═════ Data for analysis ═════
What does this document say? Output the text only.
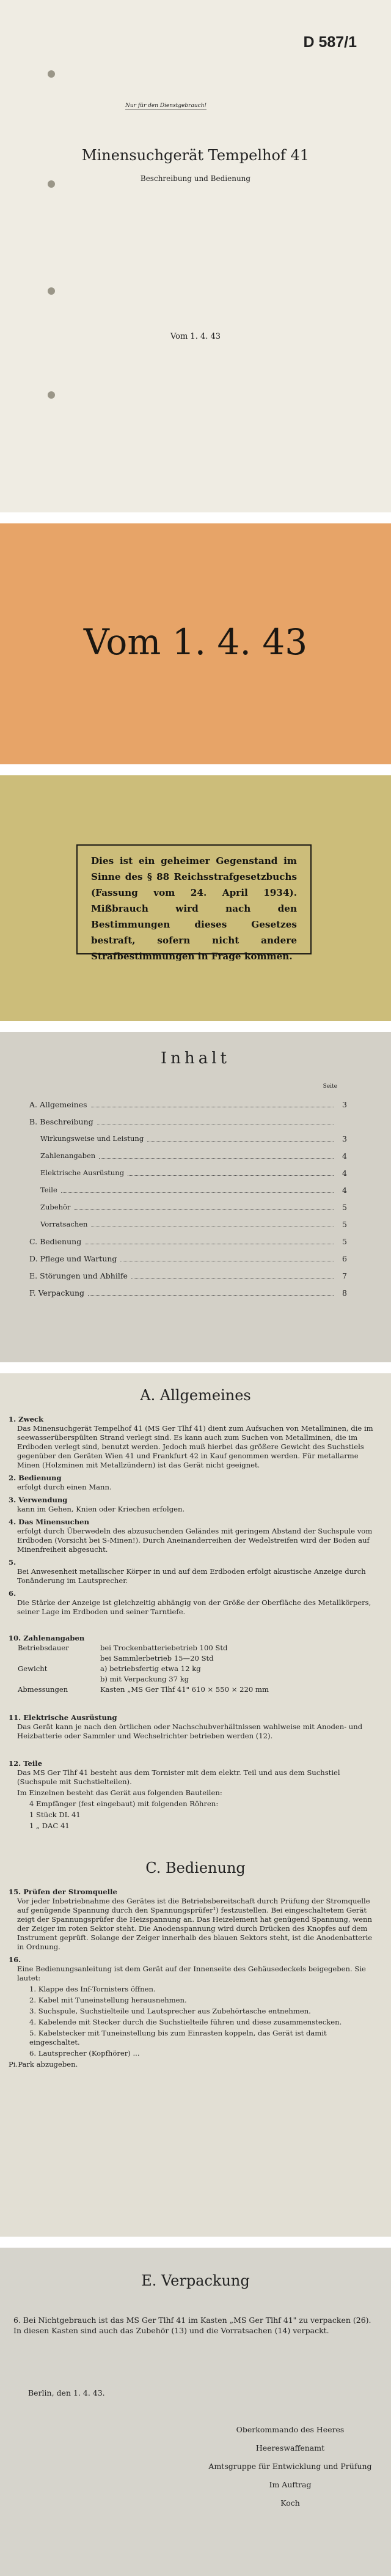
D 587/1
Nur für den Dienstgebrauch!
Minensuchgerät Tempelhof 41
Beschreibung und Bedienung
Vom 1. 4. 43
Vom 1. 4. 43
Dies ist ein geheimer Gegenstand im Sinne des § 88 Reichsstrafgesetzbuchs (Fassung vom 24. April 1934). Mißbrauch wird nach den Bestimmungen dieses Gesetzes bestraft, sofern nicht andere Strafbestimmungen in Frage kommen.
Inhalt
Seite
A. Allgemeines	3
B. Beschreibung
Wirkungsweise und Leistung	3
Zahlenangaben	4
Elektrische Ausrüstung	4
Teile	4
Zubehör	5
Vorratsachen	5
C. Bedienung	5
D. Pflege und Wartung	6
E. Störungen und Abhilfe	7
F. Verpackung	8
A. Allgemeines
1. Zweck

Das Minensuchgerät Tempelhof 41 (MS Ger Tlhf 41) dient zum Aufsuchen von Metallminen, die im seewasserüberspülten Strand verlegt sind. Es kann auch zum Suchen von Metallminen, die im Erdboden verlegt sind, benutzt werden. Jedoch muß hierbei das größere Gewicht des Suchstiels gegenüber den Geräten Wien 41 und Frankfurt 42 in Kauf genommen werden. Für metallarme Minen (Holzminen mit Metallzündern) ist das Gerät nicht geeignet.

2. Bedienung

erfolgt durch einen Mann.

3. Verwendung

kann im Gehen, Knien oder Kriechen erfolgen.

4. Das Minensuchen

erfolgt durch Überwedeln des abzusuchenden Geländes mit geringem Abstand der Suchspule vom Erdboden (Vorsicht bei S-Minen!). Durch Aneinanderreihen der Wedelstreifen wird der Boden auf Minenfreiheit abgesucht.

5.

Bei Anwesenheit metallischer Körper in und auf dem Erdboden erfolgt akustische Anzeige durch Tonänderung im Lautsprecher.

6.

Die Stärke der Anzeige ist gleichzeitig abhängig von der Größe der Oberfläche des Metallkörpers, seiner Lage im Erdboden und seiner Tarntiefe.

10. Zahlenangaben
Betriebsdauer	bei Trockenbatteriebetrieb 100 Std
	bei Sammlerbetrieb 15—20 Std
Gewicht	a) betriebsfertig etwa 12 kg
	b) mit Verpackung 37 kg
Abmessungen	Kasten „MS Ger Tlhf 41" 610 × 550 × 220 mm
11. Elektrische Ausrüstung

Das Gerät kann je nach den örtlichen oder Nachschubverhältnissen wahlweise mit Anoden- und Heizbatterie oder Sammler und Wechselrichter betrieben werden (12).

12. Teile

Das MS Ger Tlhf 41 besteht aus dem Tornister mit dem elektr. Teil und aus dem Suchstiel (Suchspule mit Suchstielteilen).

Im Einzelnen besteht das Gerät aus folgenden Bauteilen:

4 Empfänger (fest eingebaut) mit folgenden Röhren:

1 Stück DL 41

1 „ DAC 41

C. Bedienung
15. Prüfen der Stromquelle

Vor jeder Inbetriebnahme des Gerätes ist die Betriebsbereitschaft durch Prüfung der Stromquelle auf genügende Spannung durch den Spannungsprüfer¹) festzustellen. Bei eingeschaltetem Gerät zeigt der Spannungsprüfer die Heizspannung an. Das Heizelement hat genügend Spannung, wenn der Zeiger im roten Sektor steht. Die Anodenspannung wird durch Drücken des Knopfes auf dem Instrument geprüft. Solange der Zeiger innerhalb des blauen Sektors steht, ist die Anodenbatterie in Ordnung.

16.

Eine Bedienungsanleitung ist dem Gerät auf der Innenseite des Gehäusedeckels beigegeben. Sie lautet:

1. Klappe des Inf-Tornisters öffnen.

2. Kabel mit Tuneinstellung herausnehmen.

3. Suchspule, Suchstielteile und Lautsprecher aus Zubehörtasche entnehmen.

4. Kabelende mit Stecker durch die Suchstielteile führen und diese zusammenstecken.

5. Kabelstecker mit Tuneinstellung bis zum Einrasten koppeln, das Gerät ist damit eingeschaltet.

6. Lautsprecher (Kopfhörer) ...

Pi.Park abzugeben.

E. Verpackung
6. Bei Nichtgebrauch ist das MS Ger Tlhf 41 im Kasten „MS Ger Tlhf 41" zu verpacken (26). In diesen Kasten sind auch das Zubehör (13) und die Vorratsachen (14) verpackt.
Berlin, den 1. 4. 43.
Oberkommando des Heeres
Heereswaffenamt
Amtsgruppe für Entwicklung und Prüfung
Im Auftrag
Koch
═════
Exercise prompt - What comes back should match the records exactly, minus any pictures.

Answer to the exercise -
What does this document say? Output the text only.
D 587/1
Nur für den Dienstgebrauch!
Minensuchgerät Tempelhof 41
Beschreibung und Bedienung
Vom 1. 4. 43
Vom 1. 4. 43
Dies ist ein geheimer Gegenstand im Sinne des § 88 Reichsstrafgesetzbuchs (Fassung vom 24. April 1934). Mißbrauch wird nach den Bestimmungen dieses Gesetzes bestraft, sofern nicht andere Strafbestimmungen in Frage kommen.
Inhalt
Seite
A. Allgemeines	3
B. Beschreibung
Wirkungsweise und Leistung	3
Zahlenangaben	4
Elektrische Ausrüstung	4
Teile	4
Zubehör	5
Vorratsachen	5
C. Bedienung	5
D. Pflege und Wartung	6
E. Störungen und Abhilfe	7
F. Verpackung	8
A. Allgemeines
1. Zweck

Das Minensuchgerät Tempelhof 41 (MS Ger Tlhf 41) dient zum Aufsuchen von Metallminen, die im seewasserüberspülten Strand verlegt sind. Es kann auch zum Suchen von Metallminen, die im Erdboden verlegt sind, benutzt werden. Jedoch muß hierbei das größere Gewicht des Suchstiels gegenüber den Geräten Wien 41 und Frankfurt 42 in Kauf genommen werden. Für metallarme Minen (Holzminen mit Metallzündern) ist das Gerät nicht geeignet.

2. Bedienung

erfolgt durch einen Mann.

3. Verwendung

kann im Gehen, Knien oder Kriechen erfolgen.

4. Das Minensuchen

erfolgt durch Überwedeln des abzusuchenden Geländes mit geringem Abstand der Suchspule vom Erdboden (Vorsicht bei S-Minen!). Durch Aneinanderreihen der Wedelstreifen wird der Boden auf Minenfreiheit abgesucht.

5.

Bei Anwesenheit metallischer Körper in und auf dem Erdboden erfolgt akustische Anzeige durch Tonänderung im Lautsprecher.

6.

Die Stärke der Anzeige ist gleichzeitig abhängig von der Größe der Oberfläche des Metallkörpers, seiner Lage im Erdboden und seiner Tarntiefe.

10. Zahlenangaben
Betriebsdauer	bei Trockenbatteriebetrieb 100 Std
	bei Sammlerbetrieb 15—20 Std
Gewicht	a) betriebsfertig etwa 12 kg
	b) mit Verpackung 37 kg
Abmessungen	Kasten „MS Ger Tlhf 41" 610 × 550 × 220 mm
11. Elektrische Ausrüstung

Das Gerät kann je nach den örtlichen oder Nachschubverhältnissen wahlweise mit Anoden- und Heizbatterie oder Sammler und Wechselrichter betrieben werden (12).

12. Teile

Das MS Ger Tlhf 41 besteht aus dem Tornister mit dem elektr. Teil und aus dem Suchstiel (Suchspule mit Suchstielteilen).

Im Einzelnen besteht das Gerät aus folgenden Bauteilen:

4 Empfänger (fest eingebaut) mit folgenden Röhren:

1 Stück DL 41

1 „ DAC 41

C. Bedienung
15. Prüfen der Stromquelle

Vor jeder Inbetriebnahme des Gerätes ist die Betriebsbereitschaft durch Prüfung der Stromquelle auf genügende Spannung durch den Spannungsprüfer¹) festzustellen. Bei eingeschaltetem Gerät zeigt der Spannungsprüfer die Heizspannung an. Das Heizelement hat genügend Spannung, wenn der Zeiger im roten Sektor steht. Die Anodenspannung wird durch Drücken des Knopfes auf dem Instrument geprüft. Solange der Zeiger innerhalb des blauen Sektors steht, ist die Anodenbatterie in Ordnung.

16.

Eine Bedienungsanleitung ist dem Gerät auf der Innenseite des Gehäusedeckels beigegeben. Sie lautet:

1. Klappe des Inf-Tornisters öffnen.

2. Kabel mit Tuneinstellung herausnehmen.

3. Suchspule, Suchstielteile und Lautsprecher aus Zubehörtasche entnehmen.

4. Kabelende mit Stecker durch die Suchstielteile führen und diese zusammenstecken.

5. Kabelstecker mit Tuneinstellung bis zum Einrasten koppeln, das Gerät ist damit eingeschaltet.

6. Lautsprecher (Kopfhörer) ...

Pi.Park abzugeben.

E. Verpackung
6. Bei Nichtgebrauch ist das MS Ger Tlhf 41 im Kasten „MS Ger Tlhf 41" zu verpacken (26). In diesen Kasten sind auch das Zubehör (13) und die Vorratsachen (14) verpackt.
Berlin, den 1. 4. 43.
Oberkommando des Heeres
Heereswaffenamt
Amtsgruppe für Entwicklung und Prüfung
Im Auftrag
Koch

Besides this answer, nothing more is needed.